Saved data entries
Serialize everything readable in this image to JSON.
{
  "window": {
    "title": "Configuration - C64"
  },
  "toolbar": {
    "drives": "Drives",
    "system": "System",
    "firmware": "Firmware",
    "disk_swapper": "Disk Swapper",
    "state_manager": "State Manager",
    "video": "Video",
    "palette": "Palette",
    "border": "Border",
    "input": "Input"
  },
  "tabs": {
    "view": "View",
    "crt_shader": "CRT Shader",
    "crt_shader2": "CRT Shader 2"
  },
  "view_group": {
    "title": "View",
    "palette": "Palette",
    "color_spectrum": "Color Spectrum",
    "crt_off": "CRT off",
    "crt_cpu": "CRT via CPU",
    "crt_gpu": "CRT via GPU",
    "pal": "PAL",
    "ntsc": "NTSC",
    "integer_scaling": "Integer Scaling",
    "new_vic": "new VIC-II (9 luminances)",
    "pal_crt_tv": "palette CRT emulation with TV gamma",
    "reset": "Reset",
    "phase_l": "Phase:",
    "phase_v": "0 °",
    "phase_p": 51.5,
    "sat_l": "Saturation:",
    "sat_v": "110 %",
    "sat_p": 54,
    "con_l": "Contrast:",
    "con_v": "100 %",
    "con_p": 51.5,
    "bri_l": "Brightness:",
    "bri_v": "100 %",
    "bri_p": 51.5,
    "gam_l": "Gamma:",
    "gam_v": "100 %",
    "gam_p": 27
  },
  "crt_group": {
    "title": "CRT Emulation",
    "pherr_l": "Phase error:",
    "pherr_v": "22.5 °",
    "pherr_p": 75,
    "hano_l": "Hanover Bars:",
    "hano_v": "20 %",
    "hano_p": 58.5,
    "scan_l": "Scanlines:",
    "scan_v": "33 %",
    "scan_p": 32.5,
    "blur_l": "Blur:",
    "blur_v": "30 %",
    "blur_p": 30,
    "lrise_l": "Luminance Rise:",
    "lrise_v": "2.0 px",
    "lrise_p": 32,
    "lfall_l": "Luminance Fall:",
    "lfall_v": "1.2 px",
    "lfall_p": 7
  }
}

Work to complete
Print all of the entries exactly as they are written.

Response to the exercise
Serialize everything readable in this image to JSON.
{
  "window": {
    "title": "Configuration - C64"
  },
  "toolbar": {
    "drives": "Drives",
    "system": "System",
    "firmware": "Firmware",
    "disk_swapper": "Disk Swapper",
    "state_manager": "State Manager",
    "video": "Video",
    "palette": "Palette",
    "border": "Border",
    "input": "Input"
  },
  "tabs": {
    "view": "View",
    "crt_shader": "CRT Shader",
    "crt_shader2": "CRT Shader 2"
  },
  "view_group": {
    "title": "View",
    "palette": "Palette",
    "color_spectrum": "Color Spectrum",
    "crt_off": "CRT off",
    "crt_cpu": "CRT via CPU",
    "crt_gpu": "CRT via GPU",
    "pal": "PAL",
    "ntsc": "NTSC",
    "integer_scaling": "Integer Scaling",
    "new_vic": "new VIC-II (9 luminances)",
    "pal_crt_tv": "palette CRT emulation with TV gamma",
    "reset": "Reset",
    "phase_l": "Phase:",
    "phase_v": "0 °",
    "phase_p": 51.5,
    "sat_l": "Saturation:",
    "sat_v": "110 %",
    "sat_p": 54,
    "con_l": "Contrast:",
    "con_v": "100 %",
    "con_p": 51.5,
    "bri_l": "Brightness:",
    "bri_v": "100 %",
    "bri_p": 51.5,
    "gam_l": "Gamma:",
    "gam_v": "100 %",
    "gam_p": 27
  },
  "crt_group": {
    "title": "CRT Emulation",
    "pherr_l": "Phase error:",
    "pherr_v": "22.5 °",
    "pherr_p": 75,
    "hano_l": "Hanover Bars:",
    "hano_v": "20 %",
    "hano_p": 58.5,
    "scan_l": "Scanlines:",
    "scan_v": "33 %",
    "scan_p": 32.5,
    "blur_l": "Blur:",
    "blur_v": "30 %",
    "blur_p": 30,
    "lrise_l": "Luminance Rise:",
    "lrise_v": "2.0 px",
    "lrise_p": 32,
    "lfall_l": "Luminance Fall:",
    "lfall_v": "1.2 px",
    "lfall_p": 7
  }
}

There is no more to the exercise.